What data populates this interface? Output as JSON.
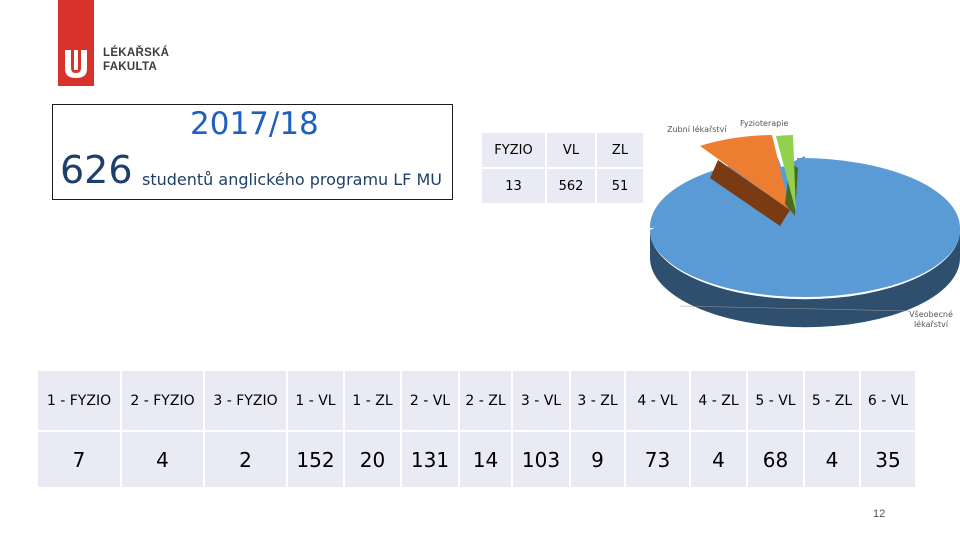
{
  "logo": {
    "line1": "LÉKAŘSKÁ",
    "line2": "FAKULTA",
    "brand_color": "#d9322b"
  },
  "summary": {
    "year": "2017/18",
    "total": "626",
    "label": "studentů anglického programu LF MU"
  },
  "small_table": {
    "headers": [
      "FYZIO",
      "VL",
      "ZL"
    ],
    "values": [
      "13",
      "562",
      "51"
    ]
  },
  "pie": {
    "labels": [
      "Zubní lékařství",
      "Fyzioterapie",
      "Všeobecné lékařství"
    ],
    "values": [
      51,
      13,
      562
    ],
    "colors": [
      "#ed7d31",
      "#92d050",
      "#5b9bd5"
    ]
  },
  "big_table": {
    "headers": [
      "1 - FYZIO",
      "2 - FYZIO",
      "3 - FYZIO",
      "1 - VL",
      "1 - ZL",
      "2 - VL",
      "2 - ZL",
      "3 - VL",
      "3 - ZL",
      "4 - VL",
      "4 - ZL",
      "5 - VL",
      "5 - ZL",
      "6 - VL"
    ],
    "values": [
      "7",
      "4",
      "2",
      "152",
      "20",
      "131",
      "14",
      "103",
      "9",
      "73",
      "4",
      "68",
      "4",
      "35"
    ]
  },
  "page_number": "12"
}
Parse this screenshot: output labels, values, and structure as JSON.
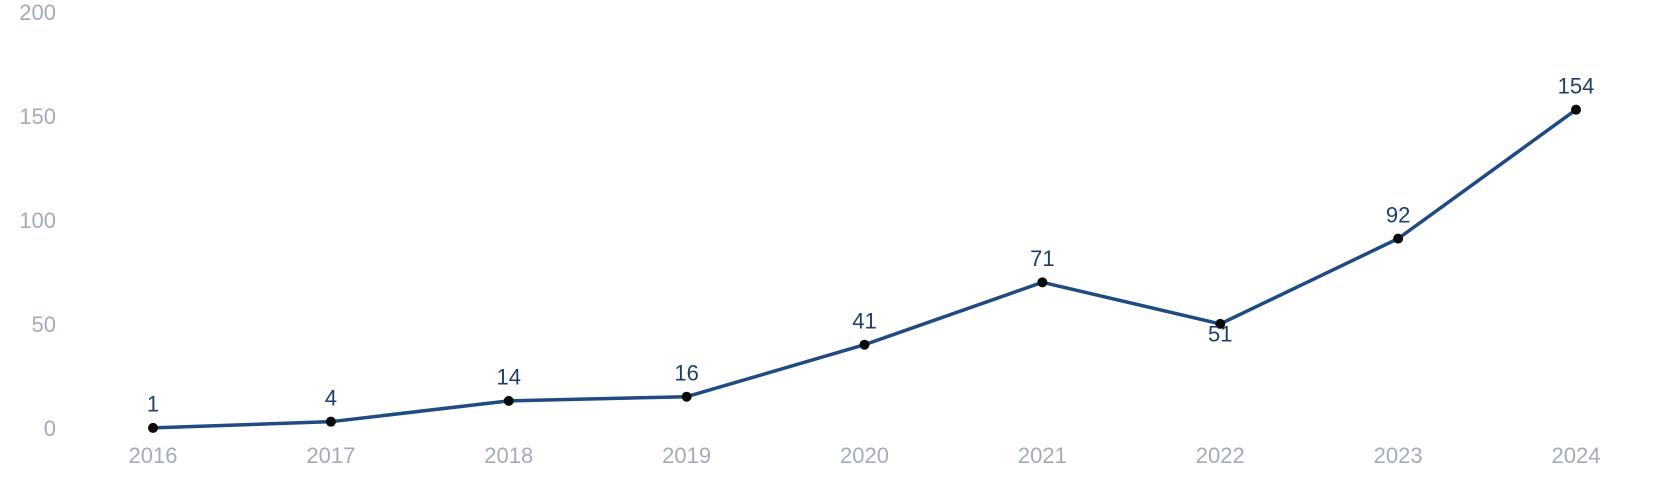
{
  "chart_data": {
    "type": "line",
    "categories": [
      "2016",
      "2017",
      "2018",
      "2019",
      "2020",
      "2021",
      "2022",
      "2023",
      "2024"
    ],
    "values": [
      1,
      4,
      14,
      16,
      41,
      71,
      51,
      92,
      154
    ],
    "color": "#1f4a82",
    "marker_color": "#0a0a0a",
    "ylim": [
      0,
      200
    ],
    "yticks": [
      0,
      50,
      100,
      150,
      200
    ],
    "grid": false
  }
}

____

## AIM OF THE TASK:
Copy the listing in full and without alteration, omitting every picture.

## THE RESPONSE:
What data populates this interface? Output as JSON.
{
  "logo": {
    "line1": "LÉKAŘSKÁ",
    "line2": "FAKULTA",
    "brand_color": "#d9322b"
  },
  "summary": {
    "year": "2017/18",
    "total": "626",
    "label": "studentů anglického programu LF MU"
  },
  "small_table": {
    "headers": [
      "FYZIO",
      "VL",
      "ZL"
    ],
    "values": [
      "13",
      "562",
      "51"
    ]
  },
  "pie": {
    "labels": [
      "Zubní lékařství",
      "Fyzioterapie",
      "Všeobecné lékařství"
    ],
    "values": [
      51,
      13,
      562
    ],
    "colors": [
      "#ed7d31",
      "#92d050",
      "#5b9bd5"
    ]
  },
  "big_table": {
    "headers": [
      "1 - FYZIO",
      "2 - FYZIO",
      "3 - FYZIO",
      "1 - VL",
      "1 - ZL",
      "2 - VL",
      "2 - ZL",
      "3 - VL",
      "3 - ZL",
      "4 - VL",
      "4 - ZL",
      "5 - VL",
      "5 - ZL",
      "6 - VL"
    ],
    "values": [
      "7",
      "4",
      "2",
      "152",
      "20",
      "131",
      "14",
      "103",
      "9",
      "73",
      "4",
      "68",
      "4",
      "35"
    ]
  },
  "page_number": "12"
}
Parse this screenshot: output labels, values, and structure as JSON.
{
  "chart_data": {
    "type": "line",
    "categories": [
      "2016",
      "2017",
      "2018",
      "2019",
      "2020",
      "2021",
      "2022",
      "2023",
      "2024"
    ],
    "values": [
      1,
      4,
      14,
      16,
      41,
      71,
      51,
      92,
      154
    ],
    "color": "#1f4a82",
    "marker_color": "#0a0a0a",
    "ylim": [
      0,
      200
    ],
    "yticks": [
      0,
      50,
      100,
      150,
      200
    ],
    "grid": false
  }
}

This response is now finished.